___ Material to process ___

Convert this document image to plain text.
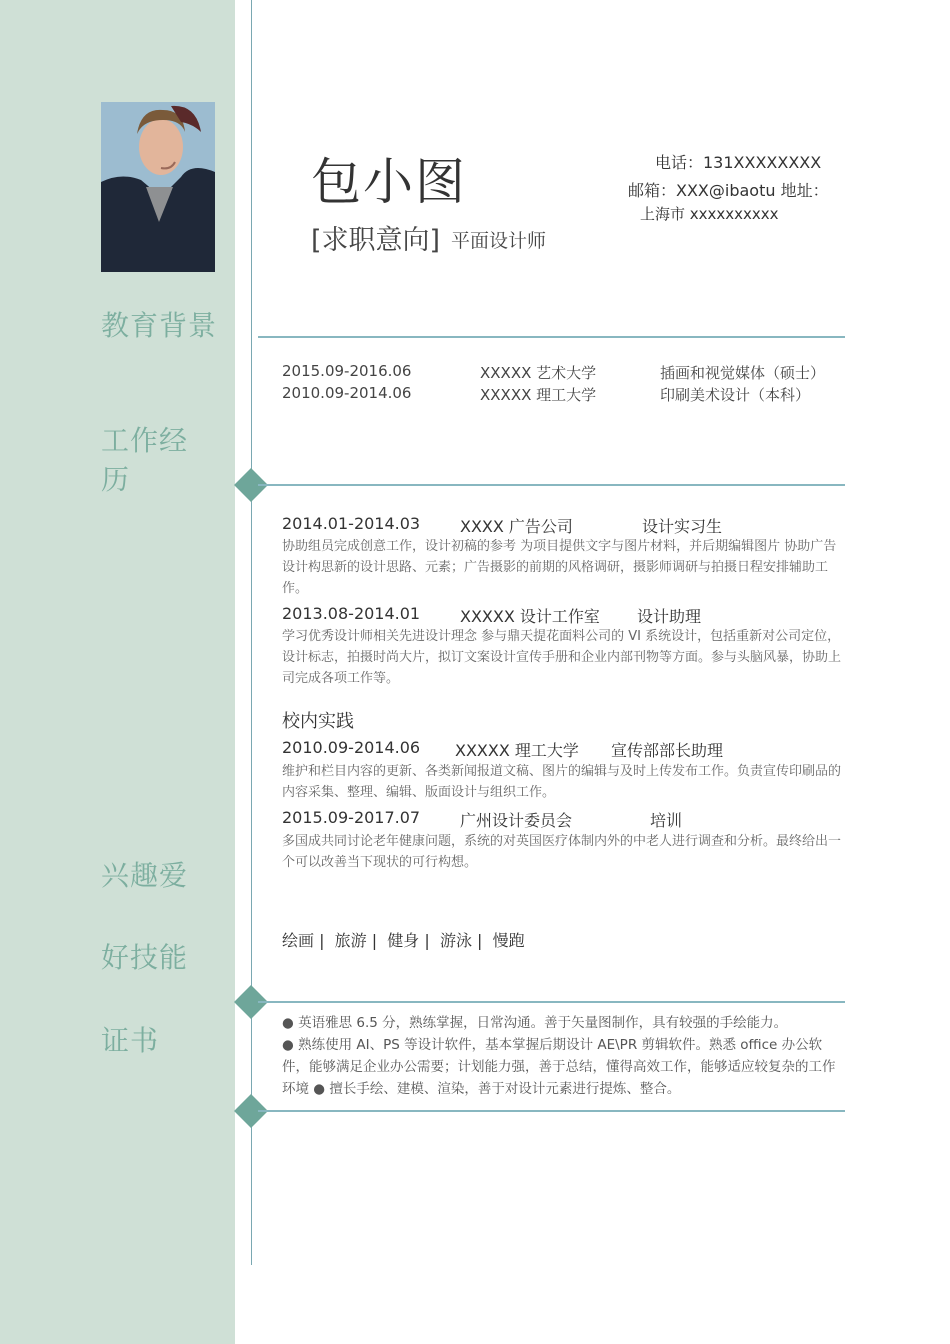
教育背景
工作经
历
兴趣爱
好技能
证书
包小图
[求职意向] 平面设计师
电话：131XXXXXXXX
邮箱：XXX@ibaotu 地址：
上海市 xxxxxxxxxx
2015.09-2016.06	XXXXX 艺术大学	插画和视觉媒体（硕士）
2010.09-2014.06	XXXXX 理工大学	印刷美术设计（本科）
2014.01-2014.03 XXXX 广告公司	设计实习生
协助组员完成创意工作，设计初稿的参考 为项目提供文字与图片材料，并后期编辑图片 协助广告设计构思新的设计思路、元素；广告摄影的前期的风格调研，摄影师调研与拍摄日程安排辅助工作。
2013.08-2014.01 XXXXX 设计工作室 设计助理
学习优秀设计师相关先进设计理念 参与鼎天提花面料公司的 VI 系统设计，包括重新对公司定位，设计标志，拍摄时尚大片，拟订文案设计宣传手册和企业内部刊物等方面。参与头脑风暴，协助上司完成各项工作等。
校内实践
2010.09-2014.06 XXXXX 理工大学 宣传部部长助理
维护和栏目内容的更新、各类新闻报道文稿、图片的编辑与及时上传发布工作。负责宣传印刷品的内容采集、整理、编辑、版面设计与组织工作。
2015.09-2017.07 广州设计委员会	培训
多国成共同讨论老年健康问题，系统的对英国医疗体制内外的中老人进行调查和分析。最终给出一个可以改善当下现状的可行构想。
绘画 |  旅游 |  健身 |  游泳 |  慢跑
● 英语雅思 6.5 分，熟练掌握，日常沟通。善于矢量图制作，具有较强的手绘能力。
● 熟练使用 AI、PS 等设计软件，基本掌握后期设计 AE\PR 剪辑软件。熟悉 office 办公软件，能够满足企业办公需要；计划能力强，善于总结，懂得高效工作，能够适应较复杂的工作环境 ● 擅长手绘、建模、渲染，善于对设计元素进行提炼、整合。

___

▸ Set exercise: Every entry above should be duplicated exactly. Do not include the images.

▸ Solution below:
Convert this document image to plain text.
教育背景
工作经
历
兴趣爱
好技能
证书
包小图
[求职意向] 平面设计师
电话：131XXXXXXXX
邮箱：XXX@ibaotu 地址：
上海市 xxxxxxxxxx
2015.09-2016.06	XXXXX 艺术大学	插画和视觉媒体（硕士）
2010.09-2014.06	XXXXX 理工大学	印刷美术设计（本科）
2014.01-2014.03 XXXX 广告公司	设计实习生
协助组员完成创意工作，设计初稿的参考 为项目提供文字与图片材料，并后期编辑图片 协助广告设计构思新的设计思路、元素；广告摄影的前期的风格调研，摄影师调研与拍摄日程安排辅助工作。
2013.08-2014.01 XXXXX 设计工作室 设计助理
学习优秀设计师相关先进设计理念 参与鼎天提花面料公司的 VI 系统设计，包括重新对公司定位，设计标志，拍摄时尚大片，拟订文案设计宣传手册和企业内部刊物等方面。参与头脑风暴，协助上司完成各项工作等。
校内实践
2010.09-2014.06 XXXXX 理工大学 宣传部部长助理
维护和栏目内容的更新、各类新闻报道文稿、图片的编辑与及时上传发布工作。负责宣传印刷品的内容采集、整理、编辑、版面设计与组织工作。
2015.09-2017.07 广州设计委员会	培训
多国成共同讨论老年健康问题，系统的对英国医疗体制内外的中老人进行调查和分析。最终给出一个可以改善当下现状的可行构想。
绘画 |  旅游 |  健身 |  游泳 |  慢跑
● 英语雅思 6.5 分，熟练掌握，日常沟通。善于矢量图制作，具有较强的手绘能力。
● 熟练使用 AI、PS 等设计软件，基本掌握后期设计 AE\PR 剪辑软件。熟悉 office 办公软件，能够满足企业办公需要；计划能力强，善于总结，懂得高效工作，能够适应较复杂的工作环境 ● 擅长手绘、建模、渲染，善于对设计元素进行提炼、整合。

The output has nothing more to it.